▸ **ENTRIES SHOWN**

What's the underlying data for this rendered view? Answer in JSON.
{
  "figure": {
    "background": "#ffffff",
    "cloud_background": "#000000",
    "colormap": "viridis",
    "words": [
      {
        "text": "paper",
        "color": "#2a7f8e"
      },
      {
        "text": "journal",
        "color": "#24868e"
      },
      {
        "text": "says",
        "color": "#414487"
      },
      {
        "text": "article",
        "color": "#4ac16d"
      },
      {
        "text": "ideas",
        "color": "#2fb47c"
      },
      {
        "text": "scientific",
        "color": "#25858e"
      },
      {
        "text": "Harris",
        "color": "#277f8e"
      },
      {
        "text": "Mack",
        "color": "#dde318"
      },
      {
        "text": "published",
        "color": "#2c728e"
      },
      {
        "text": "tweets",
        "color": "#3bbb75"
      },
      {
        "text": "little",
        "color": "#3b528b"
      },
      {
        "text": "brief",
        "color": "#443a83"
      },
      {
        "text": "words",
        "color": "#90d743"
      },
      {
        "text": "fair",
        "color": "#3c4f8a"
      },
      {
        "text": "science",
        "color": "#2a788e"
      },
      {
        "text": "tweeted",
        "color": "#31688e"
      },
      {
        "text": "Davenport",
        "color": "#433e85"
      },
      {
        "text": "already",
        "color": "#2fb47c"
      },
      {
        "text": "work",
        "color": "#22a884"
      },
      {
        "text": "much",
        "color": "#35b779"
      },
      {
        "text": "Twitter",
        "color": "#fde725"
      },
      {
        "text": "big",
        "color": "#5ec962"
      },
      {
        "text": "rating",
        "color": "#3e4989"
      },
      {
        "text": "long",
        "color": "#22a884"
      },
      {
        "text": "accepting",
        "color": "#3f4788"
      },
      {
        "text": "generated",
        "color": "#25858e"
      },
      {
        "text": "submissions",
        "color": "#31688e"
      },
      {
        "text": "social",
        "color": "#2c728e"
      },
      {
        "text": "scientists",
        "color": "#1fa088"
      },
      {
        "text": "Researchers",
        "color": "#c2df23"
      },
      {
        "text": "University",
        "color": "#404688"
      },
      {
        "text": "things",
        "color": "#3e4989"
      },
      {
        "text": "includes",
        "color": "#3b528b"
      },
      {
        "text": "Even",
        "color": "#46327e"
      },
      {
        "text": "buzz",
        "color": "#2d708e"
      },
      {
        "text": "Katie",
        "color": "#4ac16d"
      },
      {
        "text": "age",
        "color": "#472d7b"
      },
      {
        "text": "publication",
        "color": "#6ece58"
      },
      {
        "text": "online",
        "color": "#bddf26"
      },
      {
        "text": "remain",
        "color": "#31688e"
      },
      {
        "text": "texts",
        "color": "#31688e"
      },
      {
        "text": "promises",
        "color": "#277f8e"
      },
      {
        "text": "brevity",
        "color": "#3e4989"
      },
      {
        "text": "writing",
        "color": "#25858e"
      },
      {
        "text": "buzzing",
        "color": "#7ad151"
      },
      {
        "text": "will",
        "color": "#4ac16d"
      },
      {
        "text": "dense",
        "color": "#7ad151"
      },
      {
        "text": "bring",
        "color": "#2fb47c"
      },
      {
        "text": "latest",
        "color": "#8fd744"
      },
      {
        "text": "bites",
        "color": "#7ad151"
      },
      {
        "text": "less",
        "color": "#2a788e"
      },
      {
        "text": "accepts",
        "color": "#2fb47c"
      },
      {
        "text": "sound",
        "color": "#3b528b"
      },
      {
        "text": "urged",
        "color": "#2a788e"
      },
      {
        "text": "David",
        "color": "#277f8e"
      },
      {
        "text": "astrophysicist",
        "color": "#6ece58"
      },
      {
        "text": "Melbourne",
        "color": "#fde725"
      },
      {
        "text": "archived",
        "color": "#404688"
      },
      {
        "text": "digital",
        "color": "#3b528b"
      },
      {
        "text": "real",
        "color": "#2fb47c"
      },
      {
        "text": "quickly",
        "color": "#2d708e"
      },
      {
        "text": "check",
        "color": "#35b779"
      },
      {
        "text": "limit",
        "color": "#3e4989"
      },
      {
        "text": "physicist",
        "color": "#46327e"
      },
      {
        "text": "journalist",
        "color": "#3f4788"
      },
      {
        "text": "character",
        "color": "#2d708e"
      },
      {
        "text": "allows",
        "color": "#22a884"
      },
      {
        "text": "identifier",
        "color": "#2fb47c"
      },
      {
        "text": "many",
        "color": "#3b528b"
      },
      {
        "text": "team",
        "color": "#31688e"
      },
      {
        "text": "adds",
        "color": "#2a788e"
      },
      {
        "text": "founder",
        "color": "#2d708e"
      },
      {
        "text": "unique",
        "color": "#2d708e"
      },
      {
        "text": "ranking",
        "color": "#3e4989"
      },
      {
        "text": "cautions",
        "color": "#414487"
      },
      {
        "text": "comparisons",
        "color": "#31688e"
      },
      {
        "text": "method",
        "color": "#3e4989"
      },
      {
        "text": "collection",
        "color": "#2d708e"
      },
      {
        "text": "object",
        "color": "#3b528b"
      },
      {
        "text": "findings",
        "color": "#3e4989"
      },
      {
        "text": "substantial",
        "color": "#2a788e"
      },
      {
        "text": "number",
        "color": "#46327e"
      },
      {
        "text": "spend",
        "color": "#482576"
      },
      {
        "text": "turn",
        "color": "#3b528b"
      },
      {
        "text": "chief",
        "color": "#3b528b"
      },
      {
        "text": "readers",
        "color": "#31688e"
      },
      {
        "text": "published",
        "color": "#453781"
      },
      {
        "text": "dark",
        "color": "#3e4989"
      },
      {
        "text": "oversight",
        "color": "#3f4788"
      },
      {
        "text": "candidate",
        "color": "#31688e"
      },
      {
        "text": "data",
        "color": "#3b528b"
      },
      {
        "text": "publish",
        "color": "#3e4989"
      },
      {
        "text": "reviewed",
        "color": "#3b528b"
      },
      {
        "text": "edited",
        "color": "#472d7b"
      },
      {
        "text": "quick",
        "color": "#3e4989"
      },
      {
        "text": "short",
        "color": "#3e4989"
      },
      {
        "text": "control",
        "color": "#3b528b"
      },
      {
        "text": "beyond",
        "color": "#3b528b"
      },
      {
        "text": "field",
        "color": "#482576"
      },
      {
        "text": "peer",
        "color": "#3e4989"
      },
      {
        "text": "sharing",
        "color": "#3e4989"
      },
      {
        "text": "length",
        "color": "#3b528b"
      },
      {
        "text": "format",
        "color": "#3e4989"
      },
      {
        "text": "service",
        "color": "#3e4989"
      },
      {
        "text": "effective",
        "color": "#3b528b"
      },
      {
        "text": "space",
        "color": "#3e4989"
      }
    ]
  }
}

▸ **SET EXERCISE**
Write out every line of the records exactly.

▸ **COMPLETE RESPONSE**
What's the underlying data for this rendered view? Answer in JSON.
{
  "figure": {
    "background": "#ffffff",
    "cloud_background": "#000000",
    "colormap": "viridis",
    "words": [
      {
        "text": "paper",
        "color": "#2a7f8e"
      },
      {
        "text": "journal",
        "color": "#24868e"
      },
      {
        "text": "says",
        "color": "#414487"
      },
      {
        "text": "article",
        "color": "#4ac16d"
      },
      {
        "text": "ideas",
        "color": "#2fb47c"
      },
      {
        "text": "scientific",
        "color": "#25858e"
      },
      {
        "text": "Harris",
        "color": "#277f8e"
      },
      {
        "text": "Mack",
        "color": "#dde318"
      },
      {
        "text": "published",
        "color": "#2c728e"
      },
      {
        "text": "tweets",
        "color": "#3bbb75"
      },
      {
        "text": "little",
        "color": "#3b528b"
      },
      {
        "text": "brief",
        "color": "#443a83"
      },
      {
        "text": "words",
        "color": "#90d743"
      },
      {
        "text": "fair",
        "color": "#3c4f8a"
      },
      {
        "text": "science",
        "color": "#2a788e"
      },
      {
        "text": "tweeted",
        "color": "#31688e"
      },
      {
        "text": "Davenport",
        "color": "#433e85"
      },
      {
        "text": "already",
        "color": "#2fb47c"
      },
      {
        "text": "work",
        "color": "#22a884"
      },
      {
        "text": "much",
        "color": "#35b779"
      },
      {
        "text": "Twitter",
        "color": "#fde725"
      },
      {
        "text": "big",
        "color": "#5ec962"
      },
      {
        "text": "rating",
        "color": "#3e4989"
      },
      {
        "text": "long",
        "color": "#22a884"
      },
      {
        "text": "accepting",
        "color": "#3f4788"
      },
      {
        "text": "generated",
        "color": "#25858e"
      },
      {
        "text": "submissions",
        "color": "#31688e"
      },
      {
        "text": "social",
        "color": "#2c728e"
      },
      {
        "text": "scientists",
        "color": "#1fa088"
      },
      {
        "text": "Researchers",
        "color": "#c2df23"
      },
      {
        "text": "University",
        "color": "#404688"
      },
      {
        "text": "things",
        "color": "#3e4989"
      },
      {
        "text": "includes",
        "color": "#3b528b"
      },
      {
        "text": "Even",
        "color": "#46327e"
      },
      {
        "text": "buzz",
        "color": "#2d708e"
      },
      {
        "text": "Katie",
        "color": "#4ac16d"
      },
      {
        "text": "age",
        "color": "#472d7b"
      },
      {
        "text": "publication",
        "color": "#6ece58"
      },
      {
        "text": "online",
        "color": "#bddf26"
      },
      {
        "text": "remain",
        "color": "#31688e"
      },
      {
        "text": "texts",
        "color": "#31688e"
      },
      {
        "text": "promises",
        "color": "#277f8e"
      },
      {
        "text": "brevity",
        "color": "#3e4989"
      },
      {
        "text": "writing",
        "color": "#25858e"
      },
      {
        "text": "buzzing",
        "color": "#7ad151"
      },
      {
        "text": "will",
        "color": "#4ac16d"
      },
      {
        "text": "dense",
        "color": "#7ad151"
      },
      {
        "text": "bring",
        "color": "#2fb47c"
      },
      {
        "text": "latest",
        "color": "#8fd744"
      },
      {
        "text": "bites",
        "color": "#7ad151"
      },
      {
        "text": "less",
        "color": "#2a788e"
      },
      {
        "text": "accepts",
        "color": "#2fb47c"
      },
      {
        "text": "sound",
        "color": "#3b528b"
      },
      {
        "text": "urged",
        "color": "#2a788e"
      },
      {
        "text": "David",
        "color": "#277f8e"
      },
      {
        "text": "astrophysicist",
        "color": "#6ece58"
      },
      {
        "text": "Melbourne",
        "color": "#fde725"
      },
      {
        "text": "archived",
        "color": "#404688"
      },
      {
        "text": "digital",
        "color": "#3b528b"
      },
      {
        "text": "real",
        "color": "#2fb47c"
      },
      {
        "text": "quickly",
        "color": "#2d708e"
      },
      {
        "text": "check",
        "color": "#35b779"
      },
      {
        "text": "limit",
        "color": "#3e4989"
      },
      {
        "text": "physicist",
        "color": "#46327e"
      },
      {
        "text": "journalist",
        "color": "#3f4788"
      },
      {
        "text": "character",
        "color": "#2d708e"
      },
      {
        "text": "allows",
        "color": "#22a884"
      },
      {
        "text": "identifier",
        "color": "#2fb47c"
      },
      {
        "text": "many",
        "color": "#3b528b"
      },
      {
        "text": "team",
        "color": "#31688e"
      },
      {
        "text": "adds",
        "color": "#2a788e"
      },
      {
        "text": "founder",
        "color": "#2d708e"
      },
      {
        "text": "unique",
        "color": "#2d708e"
      },
      {
        "text": "ranking",
        "color": "#3e4989"
      },
      {
        "text": "cautions",
        "color": "#414487"
      },
      {
        "text": "comparisons",
        "color": "#31688e"
      },
      {
        "text": "method",
        "color": "#3e4989"
      },
      {
        "text": "collection",
        "color": "#2d708e"
      },
      {
        "text": "object",
        "color": "#3b528b"
      },
      {
        "text": "findings",
        "color": "#3e4989"
      },
      {
        "text": "substantial",
        "color": "#2a788e"
      },
      {
        "text": "number",
        "color": "#46327e"
      },
      {
        "text": "spend",
        "color": "#482576"
      },
      {
        "text": "turn",
        "color": "#3b528b"
      },
      {
        "text": "chief",
        "color": "#3b528b"
      },
      {
        "text": "readers",
        "color": "#31688e"
      },
      {
        "text": "published",
        "color": "#453781"
      },
      {
        "text": "dark",
        "color": "#3e4989"
      },
      {
        "text": "oversight",
        "color": "#3f4788"
      },
      {
        "text": "candidate",
        "color": "#31688e"
      },
      {
        "text": "data",
        "color": "#3b528b"
      },
      {
        "text": "publish",
        "color": "#3e4989"
      },
      {
        "text": "reviewed",
        "color": "#3b528b"
      },
      {
        "text": "edited",
        "color": "#472d7b"
      },
      {
        "text": "quick",
        "color": "#3e4989"
      },
      {
        "text": "short",
        "color": "#3e4989"
      },
      {
        "text": "control",
        "color": "#3b528b"
      },
      {
        "text": "beyond",
        "color": "#3b528b"
      },
      {
        "text": "field",
        "color": "#482576"
      },
      {
        "text": "peer",
        "color": "#3e4989"
      },
      {
        "text": "sharing",
        "color": "#3e4989"
      },
      {
        "text": "length",
        "color": "#3b528b"
      },
      {
        "text": "format",
        "color": "#3e4989"
      },
      {
        "text": "service",
        "color": "#3e4989"
      },
      {
        "text": "effective",
        "color": "#3b528b"
      },
      {
        "text": "space",
        "color": "#3e4989"
      }
    ]
  }
}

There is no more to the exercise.